Given instruction
Rewrite the rows below as a numbered list, and skip any blank lines.

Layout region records
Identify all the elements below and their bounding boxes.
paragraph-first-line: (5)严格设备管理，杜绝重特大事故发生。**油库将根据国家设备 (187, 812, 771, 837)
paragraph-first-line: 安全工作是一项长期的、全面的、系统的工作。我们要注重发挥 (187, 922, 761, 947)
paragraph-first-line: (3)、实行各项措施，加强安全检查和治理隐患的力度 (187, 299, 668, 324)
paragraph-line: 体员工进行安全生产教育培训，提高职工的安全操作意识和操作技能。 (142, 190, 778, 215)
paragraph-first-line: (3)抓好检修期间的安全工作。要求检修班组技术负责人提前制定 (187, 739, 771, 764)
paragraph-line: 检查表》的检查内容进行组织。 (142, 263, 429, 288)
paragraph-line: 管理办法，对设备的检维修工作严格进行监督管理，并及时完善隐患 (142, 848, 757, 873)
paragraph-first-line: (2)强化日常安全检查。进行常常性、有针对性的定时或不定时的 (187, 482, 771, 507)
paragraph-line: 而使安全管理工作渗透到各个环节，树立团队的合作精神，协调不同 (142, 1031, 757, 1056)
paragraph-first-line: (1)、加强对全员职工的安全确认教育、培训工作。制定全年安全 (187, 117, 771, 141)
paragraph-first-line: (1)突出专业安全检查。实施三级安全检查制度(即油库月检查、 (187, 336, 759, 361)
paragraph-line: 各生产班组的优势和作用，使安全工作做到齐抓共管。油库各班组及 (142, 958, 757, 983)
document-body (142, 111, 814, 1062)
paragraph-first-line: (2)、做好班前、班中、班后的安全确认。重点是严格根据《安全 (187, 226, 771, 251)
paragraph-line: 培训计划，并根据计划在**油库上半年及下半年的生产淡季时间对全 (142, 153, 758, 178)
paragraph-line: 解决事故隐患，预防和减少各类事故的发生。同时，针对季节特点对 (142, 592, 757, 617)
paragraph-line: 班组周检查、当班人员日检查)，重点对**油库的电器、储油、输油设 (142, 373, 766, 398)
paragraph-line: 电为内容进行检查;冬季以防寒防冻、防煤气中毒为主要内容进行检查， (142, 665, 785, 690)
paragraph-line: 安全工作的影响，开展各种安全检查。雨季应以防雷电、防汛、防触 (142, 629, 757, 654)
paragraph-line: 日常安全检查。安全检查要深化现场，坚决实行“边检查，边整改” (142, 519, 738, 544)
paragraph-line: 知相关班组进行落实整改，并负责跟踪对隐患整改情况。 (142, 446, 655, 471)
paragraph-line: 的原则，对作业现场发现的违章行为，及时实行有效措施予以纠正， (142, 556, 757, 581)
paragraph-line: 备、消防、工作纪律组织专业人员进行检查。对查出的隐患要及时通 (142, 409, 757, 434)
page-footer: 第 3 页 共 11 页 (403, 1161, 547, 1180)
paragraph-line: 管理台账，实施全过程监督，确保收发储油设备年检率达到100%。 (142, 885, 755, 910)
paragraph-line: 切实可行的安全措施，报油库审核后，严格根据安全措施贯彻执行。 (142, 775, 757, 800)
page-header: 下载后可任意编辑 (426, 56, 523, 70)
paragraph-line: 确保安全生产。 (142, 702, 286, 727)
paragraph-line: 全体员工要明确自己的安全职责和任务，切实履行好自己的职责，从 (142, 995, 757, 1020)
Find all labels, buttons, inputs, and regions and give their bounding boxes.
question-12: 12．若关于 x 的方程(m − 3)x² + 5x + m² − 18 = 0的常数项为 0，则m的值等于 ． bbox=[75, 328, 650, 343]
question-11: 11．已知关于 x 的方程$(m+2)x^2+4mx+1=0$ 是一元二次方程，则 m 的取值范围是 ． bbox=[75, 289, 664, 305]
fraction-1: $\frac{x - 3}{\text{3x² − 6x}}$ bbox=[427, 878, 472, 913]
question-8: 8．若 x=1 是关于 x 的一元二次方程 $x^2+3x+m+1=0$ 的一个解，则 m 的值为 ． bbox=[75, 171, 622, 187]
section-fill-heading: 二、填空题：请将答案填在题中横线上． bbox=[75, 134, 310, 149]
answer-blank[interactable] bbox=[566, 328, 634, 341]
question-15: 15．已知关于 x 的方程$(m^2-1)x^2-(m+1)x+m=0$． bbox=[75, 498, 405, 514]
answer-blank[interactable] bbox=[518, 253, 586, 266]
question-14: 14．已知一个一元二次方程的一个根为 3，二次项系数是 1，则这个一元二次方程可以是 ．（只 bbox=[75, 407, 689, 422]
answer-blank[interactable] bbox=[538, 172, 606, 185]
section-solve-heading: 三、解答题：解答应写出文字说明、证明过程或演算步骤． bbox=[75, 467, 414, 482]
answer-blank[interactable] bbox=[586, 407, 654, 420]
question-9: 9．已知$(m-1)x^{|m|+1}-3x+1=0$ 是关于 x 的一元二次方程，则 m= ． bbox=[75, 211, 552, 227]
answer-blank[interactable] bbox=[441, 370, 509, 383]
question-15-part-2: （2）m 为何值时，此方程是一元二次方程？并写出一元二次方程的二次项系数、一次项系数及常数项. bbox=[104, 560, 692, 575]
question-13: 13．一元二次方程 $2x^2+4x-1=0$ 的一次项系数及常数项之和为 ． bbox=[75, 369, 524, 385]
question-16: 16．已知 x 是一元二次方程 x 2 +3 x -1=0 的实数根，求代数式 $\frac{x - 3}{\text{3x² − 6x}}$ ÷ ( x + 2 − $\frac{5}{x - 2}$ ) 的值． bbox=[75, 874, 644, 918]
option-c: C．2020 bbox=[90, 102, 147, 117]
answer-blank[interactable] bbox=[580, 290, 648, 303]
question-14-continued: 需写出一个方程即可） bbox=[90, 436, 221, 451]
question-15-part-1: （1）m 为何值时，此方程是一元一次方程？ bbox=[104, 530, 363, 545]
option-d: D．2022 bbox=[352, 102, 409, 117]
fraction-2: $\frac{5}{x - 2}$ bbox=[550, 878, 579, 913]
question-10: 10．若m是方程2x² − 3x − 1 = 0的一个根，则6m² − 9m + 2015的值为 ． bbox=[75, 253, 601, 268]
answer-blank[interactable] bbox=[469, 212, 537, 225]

Task result
1. Identify all the elements below and their bounding boxes.
2. paragraph-first-line: (5)严格设备管理，杜绝重特大事故发生。**油库将根据国家设备 (187, 812, 771, 837)
3. paragraph-first-line: 安全工作是一项长期的、全面的、系统的工作。我们要注重发挥 (187, 922, 761, 947)
4. paragraph-first-line: (3)、实行各项措施，加强安全检查和治理隐患的力度 (187, 299, 668, 324)
5. paragraph-line: 体员工进行安全生产教育培训，提高职工的安全操作意识和操作技能。 (142, 190, 778, 215)
6. paragraph-first-line: (3)抓好检修期间的安全工作。要求检修班组技术负责人提前制定 (187, 739, 771, 764)
7. paragraph-line: 检查表》的检查内容进行组织。 (142, 263, 429, 288)
8. paragraph-line: 管理办法，对设备的检维修工作严格进行监督管理，并及时完善隐患 (142, 848, 757, 873)
9. paragraph-first-line: (2)强化日常安全检查。进行常常性、有针对性的定时或不定时的 (187, 482, 771, 507)
10. paragraph-line: 而使安全管理工作渗透到各个环节，树立团队的合作精神，协调不同 (142, 1031, 757, 1056)
11. paragraph-first-line: (1)、加强对全员职工的安全确认教育、培训工作。制定全年安全 (187, 117, 771, 141)
12. paragraph-first-line: (1)突出专业安全检查。实施三级安全检查制度(即油库月检查、 (187, 336, 759, 361)
13. paragraph-line: 各生产班组的优势和作用，使安全工作做到齐抓共管。油库各班组及 (142, 958, 757, 983)
14. document-body (142, 111, 814, 1062)
15. paragraph-first-line: (2)、做好班前、班中、班后的安全确认。重点是严格根据《安全 (187, 226, 771, 251)
16. paragraph-line: 培训计划，并根据计划在**油库上半年及下半年的生产淡季时间对全 (142, 153, 758, 178)
17. paragraph-line: 解决事故隐患，预防和减少各类事故的发生。同时，针对季节特点对 (142, 592, 757, 617)
18. paragraph-line: 班组周检查、当班人员日检查)，重点对**油库的电器、储油、输油设 (142, 373, 766, 398)
19. paragraph-line: 电为内容进行检查;冬季以防寒防冻、防煤气中毒为主要内容进行检查， (142, 665, 785, 690)
20. paragraph-line: 安全工作的影响，开展各种安全检查。雨季应以防雷电、防汛、防触 (142, 629, 757, 654)
21. paragraph-line: 日常安全检查。安全检查要深化现场，坚决实行“边检查，边整改” (142, 519, 738, 544)
22. paragraph-line: 知相关班组进行落实整改，并负责跟踪对隐患整改情况。 (142, 446, 655, 471)
23. paragraph-line: 的原则，对作业现场发现的违章行为，及时实行有效措施予以纠正， (142, 556, 757, 581)
24. paragraph-line: 备、消防、工作纪律组织专业人员进行检查。对查出的隐患要及时通 (142, 409, 757, 434)
25. page-footer: 第 3 页 共 11 页 (403, 1161, 547, 1180)
26. paragraph-line: 管理台账，实施全过程监督，确保收发储油设备年检率达到100%。 (142, 885, 755, 910)
27. paragraph-line: 切实可行的安全措施，报油库审核后，严格根据安全措施贯彻执行。 (142, 775, 757, 800)
28. page-header: 下载后可任意编辑 (426, 56, 523, 70)
29. paragraph-line: 确保安全生产。 (142, 702, 286, 727)
30. paragraph-line: 全体员工要明确自己的安全职责和任务，切实履行好自己的职责，从 (142, 995, 757, 1020)
31. Find all labels, buttons, inputs, and regions and give their bounding boxes.
32. question-12: 12．若关于 x 的方程(m − 3)x² + 5x + m² − 18 = 0的常数项为 0，则m的值等于 ． bbox=[75, 328, 650, 343]
33. question-11: 11．已知关于 x 的方程$(m+2)x^2+4mx+1=0$ 是一元二次方程，则 m 的取值范围是 ． bbox=[75, 289, 664, 305]
34. fraction-1: $\frac{x - 3}{\text{3x² − 6x}}$ bbox=[427, 878, 472, 913]
35. question-8: 8．若 x=1 是关于 x 的一元二次方程 $x^2+3x+m+1=0$ 的一个解，则 m 的值为 ． bbox=[75, 171, 622, 187]
36. section-fill-heading: 二、填空题：请将答案填在题中横线上． bbox=[75, 134, 310, 149]
37. answer-blank[interactable] bbox=[566, 328, 634, 341]
38. question-15: 15．已知关于 x 的方程$(m^2-1)x^2-(m+1)x+m=0$． bbox=[75, 498, 405, 514]
39. answer-blank[interactable] bbox=[518, 253, 586, 266]
40. question-14: 14．已知一个一元二次方程的一个根为 3，二次项系数是 1，则这个一元二次方程可以是 ．（只 bbox=[75, 407, 689, 422]
41. answer-blank[interactable] bbox=[538, 172, 606, 185]
42. section-solve-heading: 三、解答题：解答应写出文字说明、证明过程或演算步骤． bbox=[75, 467, 414, 482]
43. answer-blank[interactable] bbox=[586, 407, 654, 420]
44. question-9: 9．已知$(m-1)x^{|m|+1}-3x+1=0$ 是关于 x 的一元二次方程，则 m= ． bbox=[75, 211, 552, 227]
45. answer-blank[interactable] bbox=[441, 370, 509, 383]
46. question-15-part-2: （2）m 为何值时，此方程是一元二次方程？并写出一元二次方程的二次项系数、一次项系数及常数项. bbox=[104, 560, 692, 575]
47. question-13: 13．一元二次方程 $2x^2+4x-1=0$ 的一次项系数及常数项之和为 ． bbox=[75, 369, 524, 385]
48. question-16: 16．已知 x 是一元二次方程 x 2 +3 x -1=0 的实数根，求代数式 $\frac{x - 3}{\text{3x² − 6x}}$ ÷ ( x + 2 − $\frac{5}{x - 2}$ ) 的值． bbox=[75, 874, 644, 918]
49. option-c: C．2020 bbox=[90, 102, 147, 117]
50. answer-blank[interactable] bbox=[580, 290, 648, 303]
51. question-14-continued: 需写出一个方程即可） bbox=[90, 436, 221, 451]
52. question-15-part-1: （1）m 为何值时，此方程是一元一次方程？ bbox=[104, 530, 363, 545]
53. option-d: D．2022 bbox=[352, 102, 409, 117]
54. fraction-2: $\frac{5}{x - 2}$ bbox=[550, 878, 579, 913]
55. question-10: 10．若m是方程2x² − 3x − 1 = 0的一个根，则6m² − 9m + 2015的值为 ． bbox=[75, 253, 601, 268]
56. answer-blank[interactable] bbox=[469, 212, 537, 225]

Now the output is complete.